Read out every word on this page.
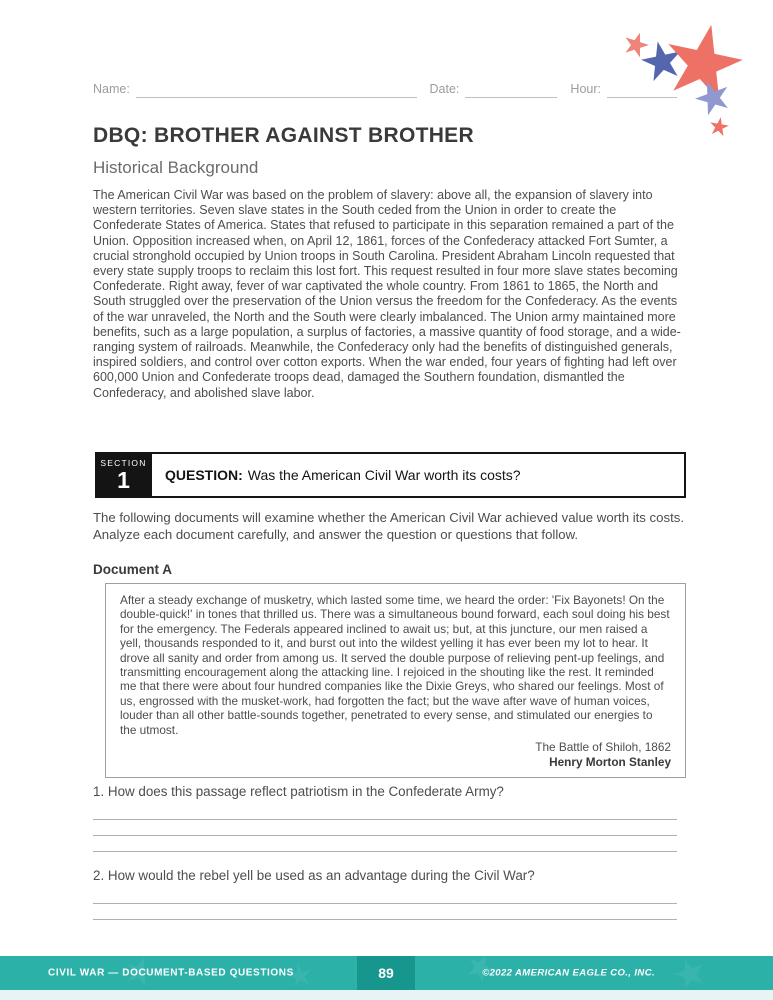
Name:	Date:	Hour:
DBQ: BROTHER AGAINST BROTHER
Historical Background
The American Civil War was based on the problem of slavery: above all, the expansion of slavery into western territories. Seven slave states in the South ceded from the Union in order to create the Confederate States of America. States that refused to participate in this separation remained a part of the Union. Opposition increased when, on April 12, 1861, forces of the Confederacy attacked Fort Sumter, a crucial stronghold occupied by Union troops in South Carolina. President Abraham Lincoln requested that every state supply troops to reclaim this lost fort. This request resulted in four more slave states becoming Confederate. Right away, fever of war captivated the whole country. From 1861 to 1865, the North and South struggled over the preservation of the Union versus the freedom for the Confederacy. As the events of the war unraveled, the North and the South were clearly imbalanced. The Union army maintained more benefits, such as a large population, a surplus of factories, a massive quantity of food storage, and a wide-ranging system of railroads. Meanwhile, the Confederacy only had the benefits of distinguished generals, inspired soldiers, and control over cotton exports. When the war ended, four years of fighting had left over 600,000 Union and Confederate troops dead, damaged the Southern foundation, dismantled the Confederacy, and abolished slave labor.
SECTION
1	QUESTION: Was the American Civil War worth its costs?
The following documents will examine whether the American Civil War achieved value worth its costs. Analyze each document carefully, and answer the question or questions that follow.
Document A
After a steady exchange of musketry, which lasted some time, we heard the order: 'Fix Bayonets! On the double-quick!' in tones that thrilled us. There was a simultaneous bound forward, each soul doing his best for the emergency. The Federals appeared inclined to await us; but, at this juncture, our men raised a yell, thousands responded to it, and burst out into the wildest yelling it has ever been my lot to hear. It drove all sanity and order from among us. It served the double purpose of relieving pent-up feelings, and transmitting encouragement along the attacking line. I rejoiced in the shouting like the rest. It reminded me that there were about four hundred companies like the Dixie Greys, who shared our feelings. Most of us, engrossed with the musket-work, had forgotten the fact; but the wave after wave of human voices, louder than all other battle-sounds together, penetrated to every sense, and stimulated our energies to the utmost.
The Battle of Shiloh, 1862
Henry Morton Stanley
1. How does this passage reflect patriotism in the Confederate Army?
2. How would the rebel yell be used as an advantage during the Civil War?
CIVIL WAR — DOCUMENT-BASED QUESTIONS	89	©2022 AMERICAN EAGLE CO., INC.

------------------------------------

> [The request]
Select every line where the word "costs" occurs.

> [Solution below]
1	QUESTION: Was the American Civil War worth its costs?
The following documents will examine whether the American Civil War achieved value worth its costs. Analyze each document carefully, and answer the question or questions that follow.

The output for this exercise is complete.